# start of Input records

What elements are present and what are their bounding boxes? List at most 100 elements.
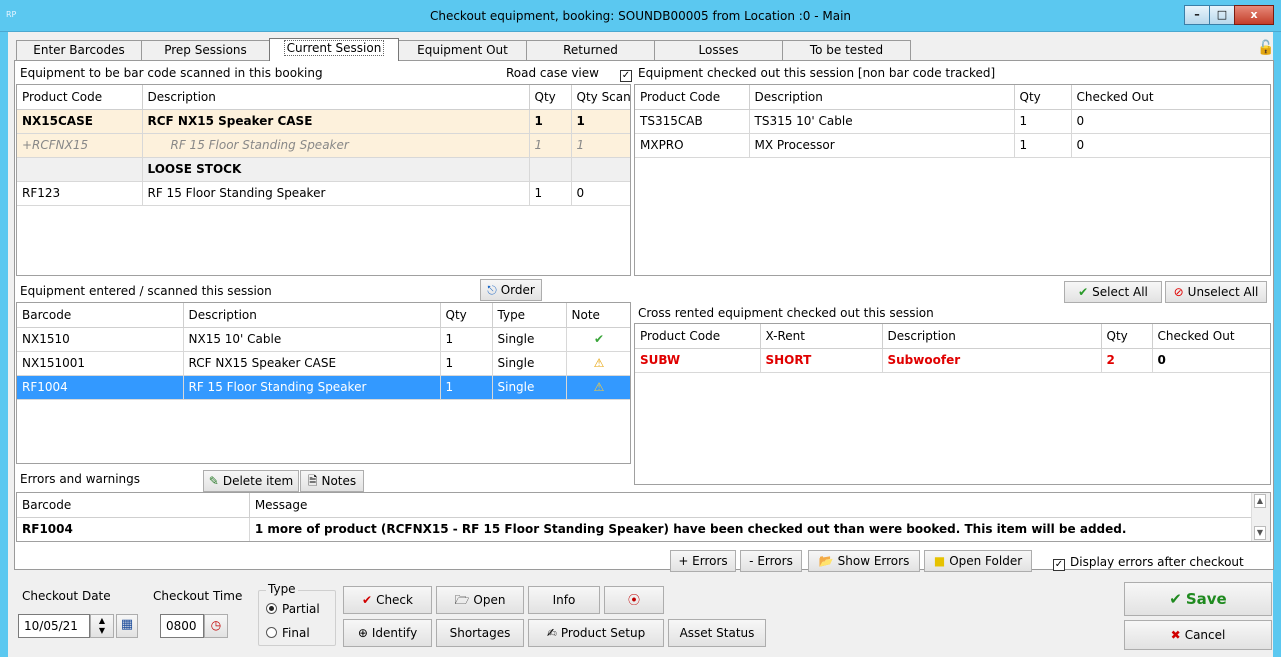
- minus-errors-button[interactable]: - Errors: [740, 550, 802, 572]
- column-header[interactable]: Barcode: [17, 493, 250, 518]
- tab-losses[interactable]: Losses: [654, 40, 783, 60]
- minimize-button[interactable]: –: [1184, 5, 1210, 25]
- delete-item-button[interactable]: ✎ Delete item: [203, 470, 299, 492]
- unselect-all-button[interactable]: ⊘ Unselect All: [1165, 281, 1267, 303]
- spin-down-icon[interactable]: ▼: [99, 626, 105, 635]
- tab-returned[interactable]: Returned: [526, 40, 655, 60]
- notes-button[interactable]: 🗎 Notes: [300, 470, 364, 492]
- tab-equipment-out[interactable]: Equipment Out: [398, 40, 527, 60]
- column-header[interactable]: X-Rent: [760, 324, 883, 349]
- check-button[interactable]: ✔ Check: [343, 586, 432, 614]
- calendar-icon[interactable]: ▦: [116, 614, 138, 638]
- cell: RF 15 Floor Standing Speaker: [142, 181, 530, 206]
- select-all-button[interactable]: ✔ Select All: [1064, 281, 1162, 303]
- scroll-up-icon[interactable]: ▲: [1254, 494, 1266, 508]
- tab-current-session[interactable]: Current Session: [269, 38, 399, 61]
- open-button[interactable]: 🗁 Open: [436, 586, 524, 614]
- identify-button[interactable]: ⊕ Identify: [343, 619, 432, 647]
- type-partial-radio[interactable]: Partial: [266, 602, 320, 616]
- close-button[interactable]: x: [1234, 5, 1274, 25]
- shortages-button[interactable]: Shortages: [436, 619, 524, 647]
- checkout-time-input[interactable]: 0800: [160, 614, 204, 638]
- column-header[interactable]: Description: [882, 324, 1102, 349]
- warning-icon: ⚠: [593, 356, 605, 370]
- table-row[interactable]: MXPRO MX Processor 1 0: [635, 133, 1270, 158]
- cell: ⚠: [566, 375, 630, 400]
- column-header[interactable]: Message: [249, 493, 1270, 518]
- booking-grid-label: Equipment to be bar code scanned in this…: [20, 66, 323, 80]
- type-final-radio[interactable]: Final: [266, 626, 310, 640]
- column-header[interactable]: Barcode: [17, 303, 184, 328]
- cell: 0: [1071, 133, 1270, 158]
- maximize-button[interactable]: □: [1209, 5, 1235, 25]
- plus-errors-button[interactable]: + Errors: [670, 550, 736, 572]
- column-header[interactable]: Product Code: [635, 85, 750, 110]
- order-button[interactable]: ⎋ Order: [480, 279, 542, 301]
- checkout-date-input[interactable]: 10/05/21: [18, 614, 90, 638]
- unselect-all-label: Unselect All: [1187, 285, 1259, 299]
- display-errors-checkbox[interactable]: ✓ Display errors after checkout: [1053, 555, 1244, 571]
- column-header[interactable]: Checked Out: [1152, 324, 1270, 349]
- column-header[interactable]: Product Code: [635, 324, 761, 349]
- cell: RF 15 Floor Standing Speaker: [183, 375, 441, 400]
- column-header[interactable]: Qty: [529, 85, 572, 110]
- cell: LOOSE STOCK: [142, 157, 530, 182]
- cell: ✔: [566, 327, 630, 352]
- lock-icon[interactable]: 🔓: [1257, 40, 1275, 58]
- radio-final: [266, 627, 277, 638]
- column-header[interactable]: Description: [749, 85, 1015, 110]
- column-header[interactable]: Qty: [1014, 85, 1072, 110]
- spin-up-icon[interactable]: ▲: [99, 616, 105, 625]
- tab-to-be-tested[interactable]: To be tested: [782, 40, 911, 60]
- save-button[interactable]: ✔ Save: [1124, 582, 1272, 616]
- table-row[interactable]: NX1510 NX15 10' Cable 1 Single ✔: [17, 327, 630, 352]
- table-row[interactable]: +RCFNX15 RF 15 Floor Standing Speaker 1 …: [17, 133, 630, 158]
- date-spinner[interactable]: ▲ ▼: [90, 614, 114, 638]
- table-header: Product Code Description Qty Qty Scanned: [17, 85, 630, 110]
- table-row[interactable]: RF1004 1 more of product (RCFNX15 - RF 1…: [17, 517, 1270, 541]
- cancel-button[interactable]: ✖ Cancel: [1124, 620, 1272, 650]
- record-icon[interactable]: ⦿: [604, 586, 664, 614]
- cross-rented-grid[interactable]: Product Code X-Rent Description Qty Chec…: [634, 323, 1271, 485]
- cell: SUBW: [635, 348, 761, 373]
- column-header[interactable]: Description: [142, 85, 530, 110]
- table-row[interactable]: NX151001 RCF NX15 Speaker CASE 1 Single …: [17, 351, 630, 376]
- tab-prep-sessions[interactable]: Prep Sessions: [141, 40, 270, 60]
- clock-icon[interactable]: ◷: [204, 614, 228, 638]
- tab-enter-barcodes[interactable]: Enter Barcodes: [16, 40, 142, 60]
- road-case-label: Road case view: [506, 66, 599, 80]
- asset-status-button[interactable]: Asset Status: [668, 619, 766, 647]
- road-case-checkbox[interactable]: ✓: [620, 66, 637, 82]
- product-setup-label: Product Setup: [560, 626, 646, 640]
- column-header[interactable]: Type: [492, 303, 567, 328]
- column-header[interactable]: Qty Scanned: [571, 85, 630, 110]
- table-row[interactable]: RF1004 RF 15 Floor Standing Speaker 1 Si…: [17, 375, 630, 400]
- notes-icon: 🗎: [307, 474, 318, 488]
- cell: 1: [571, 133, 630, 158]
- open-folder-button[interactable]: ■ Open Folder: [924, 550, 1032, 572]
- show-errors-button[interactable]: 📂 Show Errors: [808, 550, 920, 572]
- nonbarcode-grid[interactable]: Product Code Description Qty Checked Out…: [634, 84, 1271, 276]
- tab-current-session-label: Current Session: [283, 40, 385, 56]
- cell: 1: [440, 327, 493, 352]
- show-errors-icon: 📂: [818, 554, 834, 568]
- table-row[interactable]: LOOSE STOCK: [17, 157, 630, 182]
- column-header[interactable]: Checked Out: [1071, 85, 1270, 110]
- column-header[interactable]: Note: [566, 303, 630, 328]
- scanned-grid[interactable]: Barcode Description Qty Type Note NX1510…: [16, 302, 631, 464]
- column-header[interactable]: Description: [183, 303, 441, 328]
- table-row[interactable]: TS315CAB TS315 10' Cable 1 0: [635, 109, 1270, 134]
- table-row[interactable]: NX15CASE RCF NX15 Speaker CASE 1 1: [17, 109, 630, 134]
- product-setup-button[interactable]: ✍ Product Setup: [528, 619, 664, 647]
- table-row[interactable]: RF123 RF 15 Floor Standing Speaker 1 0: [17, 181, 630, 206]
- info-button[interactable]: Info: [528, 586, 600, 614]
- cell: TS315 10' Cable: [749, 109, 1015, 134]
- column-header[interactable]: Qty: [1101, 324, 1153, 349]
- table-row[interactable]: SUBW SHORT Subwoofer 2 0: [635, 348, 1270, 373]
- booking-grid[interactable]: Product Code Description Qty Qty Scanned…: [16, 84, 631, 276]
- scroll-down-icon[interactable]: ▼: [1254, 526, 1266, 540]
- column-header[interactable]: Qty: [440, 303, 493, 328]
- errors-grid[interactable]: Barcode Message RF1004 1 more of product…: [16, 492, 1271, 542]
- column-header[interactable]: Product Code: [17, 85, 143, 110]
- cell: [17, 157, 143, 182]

# end of Input records
# start of Input records

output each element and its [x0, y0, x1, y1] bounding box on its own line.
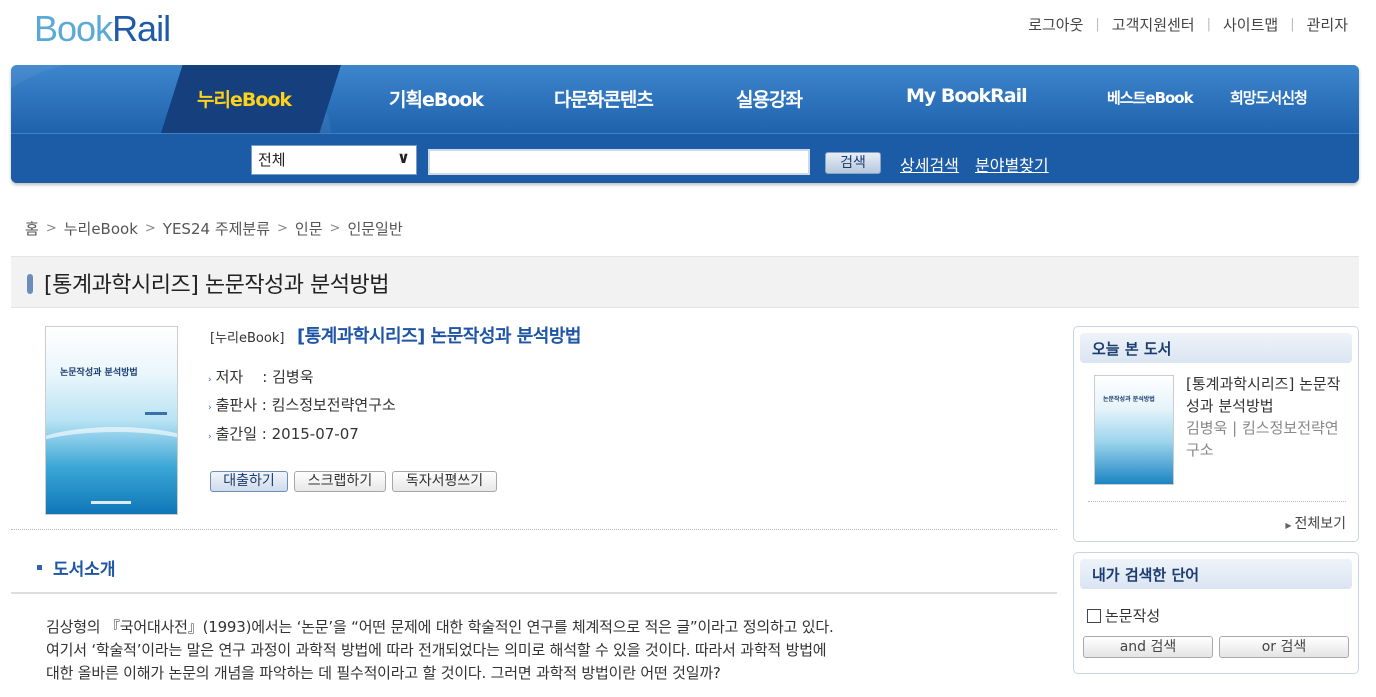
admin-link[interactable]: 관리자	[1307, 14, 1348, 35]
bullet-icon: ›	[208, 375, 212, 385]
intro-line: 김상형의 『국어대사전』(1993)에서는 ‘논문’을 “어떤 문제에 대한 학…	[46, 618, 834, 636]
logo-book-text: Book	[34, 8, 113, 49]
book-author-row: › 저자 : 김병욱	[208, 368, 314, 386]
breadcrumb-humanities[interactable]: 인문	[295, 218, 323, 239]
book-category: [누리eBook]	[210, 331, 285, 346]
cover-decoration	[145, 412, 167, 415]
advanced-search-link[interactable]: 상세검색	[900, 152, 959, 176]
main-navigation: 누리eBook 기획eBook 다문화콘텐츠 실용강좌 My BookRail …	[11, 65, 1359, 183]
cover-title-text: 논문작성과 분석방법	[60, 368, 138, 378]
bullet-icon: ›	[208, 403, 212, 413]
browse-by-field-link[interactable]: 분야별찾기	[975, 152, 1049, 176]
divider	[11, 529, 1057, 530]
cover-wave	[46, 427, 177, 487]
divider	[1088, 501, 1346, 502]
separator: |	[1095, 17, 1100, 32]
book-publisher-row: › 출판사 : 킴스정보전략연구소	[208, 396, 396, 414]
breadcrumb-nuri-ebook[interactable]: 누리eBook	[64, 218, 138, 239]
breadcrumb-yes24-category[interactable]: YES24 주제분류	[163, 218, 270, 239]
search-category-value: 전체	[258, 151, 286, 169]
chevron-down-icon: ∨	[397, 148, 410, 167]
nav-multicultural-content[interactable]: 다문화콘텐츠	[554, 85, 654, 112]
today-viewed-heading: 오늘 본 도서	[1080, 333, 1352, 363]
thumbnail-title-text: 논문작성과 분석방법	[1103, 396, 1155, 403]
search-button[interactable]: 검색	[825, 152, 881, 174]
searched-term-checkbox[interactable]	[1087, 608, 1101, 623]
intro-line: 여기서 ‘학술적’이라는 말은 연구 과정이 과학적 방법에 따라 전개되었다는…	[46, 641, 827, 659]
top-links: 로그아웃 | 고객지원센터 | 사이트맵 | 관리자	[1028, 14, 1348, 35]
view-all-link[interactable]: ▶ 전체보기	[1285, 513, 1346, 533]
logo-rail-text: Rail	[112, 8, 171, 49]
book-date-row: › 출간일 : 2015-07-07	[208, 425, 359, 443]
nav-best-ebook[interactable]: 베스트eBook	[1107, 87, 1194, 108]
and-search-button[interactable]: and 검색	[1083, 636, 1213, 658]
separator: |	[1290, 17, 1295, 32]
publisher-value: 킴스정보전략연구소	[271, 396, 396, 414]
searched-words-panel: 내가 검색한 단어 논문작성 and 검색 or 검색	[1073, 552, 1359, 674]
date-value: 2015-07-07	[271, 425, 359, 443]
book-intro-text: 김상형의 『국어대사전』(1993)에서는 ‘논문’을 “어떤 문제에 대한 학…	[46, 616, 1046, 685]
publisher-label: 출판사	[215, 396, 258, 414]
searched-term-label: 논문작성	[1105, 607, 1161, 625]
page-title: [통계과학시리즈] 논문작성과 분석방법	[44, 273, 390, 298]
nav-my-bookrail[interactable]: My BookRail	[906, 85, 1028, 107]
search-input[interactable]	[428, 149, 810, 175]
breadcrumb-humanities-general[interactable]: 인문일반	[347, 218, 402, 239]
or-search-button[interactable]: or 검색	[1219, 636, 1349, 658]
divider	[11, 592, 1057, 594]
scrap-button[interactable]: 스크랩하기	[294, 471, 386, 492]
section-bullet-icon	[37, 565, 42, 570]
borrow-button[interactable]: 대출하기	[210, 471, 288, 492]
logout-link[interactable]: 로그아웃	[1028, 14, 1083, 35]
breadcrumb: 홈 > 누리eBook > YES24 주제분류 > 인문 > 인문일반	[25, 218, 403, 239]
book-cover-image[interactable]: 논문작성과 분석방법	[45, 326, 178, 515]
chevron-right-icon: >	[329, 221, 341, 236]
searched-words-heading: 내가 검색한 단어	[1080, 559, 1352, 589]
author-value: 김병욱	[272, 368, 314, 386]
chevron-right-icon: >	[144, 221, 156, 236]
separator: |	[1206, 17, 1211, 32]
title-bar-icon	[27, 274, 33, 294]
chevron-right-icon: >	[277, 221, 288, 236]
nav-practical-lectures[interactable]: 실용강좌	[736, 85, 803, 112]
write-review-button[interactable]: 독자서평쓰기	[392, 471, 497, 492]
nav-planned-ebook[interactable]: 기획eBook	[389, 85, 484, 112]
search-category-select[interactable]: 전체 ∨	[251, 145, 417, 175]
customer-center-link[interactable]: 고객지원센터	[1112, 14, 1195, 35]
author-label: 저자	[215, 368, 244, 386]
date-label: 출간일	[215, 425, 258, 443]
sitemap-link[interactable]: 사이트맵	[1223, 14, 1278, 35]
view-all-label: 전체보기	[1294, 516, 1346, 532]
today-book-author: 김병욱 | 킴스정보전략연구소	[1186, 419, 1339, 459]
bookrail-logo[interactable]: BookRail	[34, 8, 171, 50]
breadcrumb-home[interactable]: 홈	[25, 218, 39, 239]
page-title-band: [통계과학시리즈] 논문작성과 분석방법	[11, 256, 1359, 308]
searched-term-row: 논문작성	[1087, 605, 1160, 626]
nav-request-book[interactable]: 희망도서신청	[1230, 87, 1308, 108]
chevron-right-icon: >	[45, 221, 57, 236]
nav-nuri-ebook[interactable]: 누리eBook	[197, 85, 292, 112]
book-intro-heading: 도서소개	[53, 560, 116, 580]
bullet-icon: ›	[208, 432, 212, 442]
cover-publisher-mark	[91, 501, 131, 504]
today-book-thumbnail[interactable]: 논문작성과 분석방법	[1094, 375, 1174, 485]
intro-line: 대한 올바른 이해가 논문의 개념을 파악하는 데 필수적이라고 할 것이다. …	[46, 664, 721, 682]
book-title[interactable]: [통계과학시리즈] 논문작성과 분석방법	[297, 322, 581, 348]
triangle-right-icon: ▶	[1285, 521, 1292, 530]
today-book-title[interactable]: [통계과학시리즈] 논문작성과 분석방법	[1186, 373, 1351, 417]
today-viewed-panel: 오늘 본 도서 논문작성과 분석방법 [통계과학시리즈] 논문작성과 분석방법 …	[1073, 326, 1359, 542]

# end of Input records
# start of Input records

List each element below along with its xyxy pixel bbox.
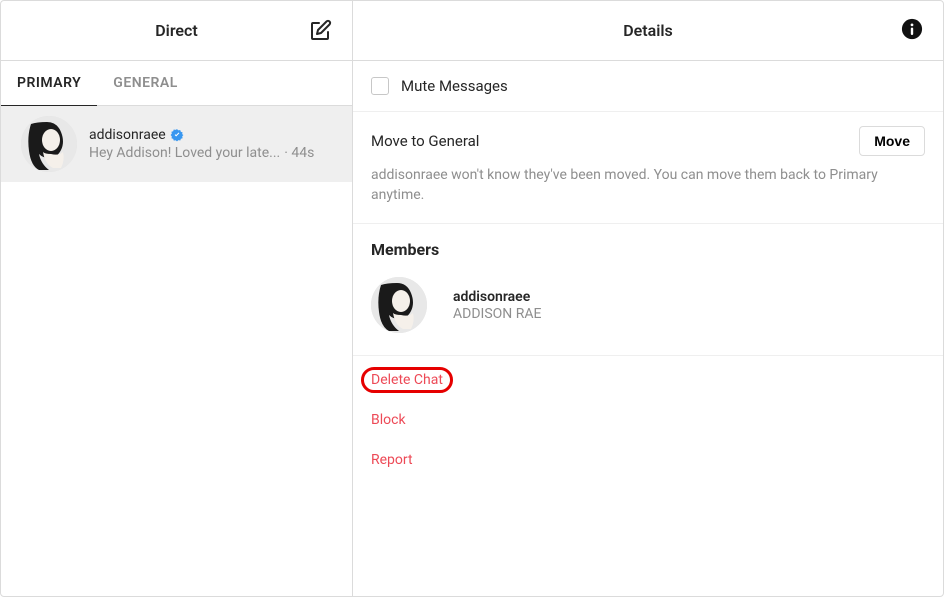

# end of Input records

Task directions -> Rewrite the records from the line that has "output each element" through the line that has "book-author-row: › 저자", changing "own line" to "separate line" and keeping everything else the same. Leave the picture out of your answer.

Final result ->
output each element and its [x0, y0, x1, y1] bounding box on its separate line.
admin-link[interactable]: 관리자	[1307, 14, 1348, 35]
bullet-icon: ›	[208, 375, 212, 385]
intro-line: 김상형의 『국어대사전』(1993)에서는 ‘논문’을 “어떤 문제에 대한 학…	[46, 618, 834, 636]
logo-book-text: Book	[34, 8, 113, 49]
book-author-row: › 저자 : 김병욱	[208, 368, 314, 386]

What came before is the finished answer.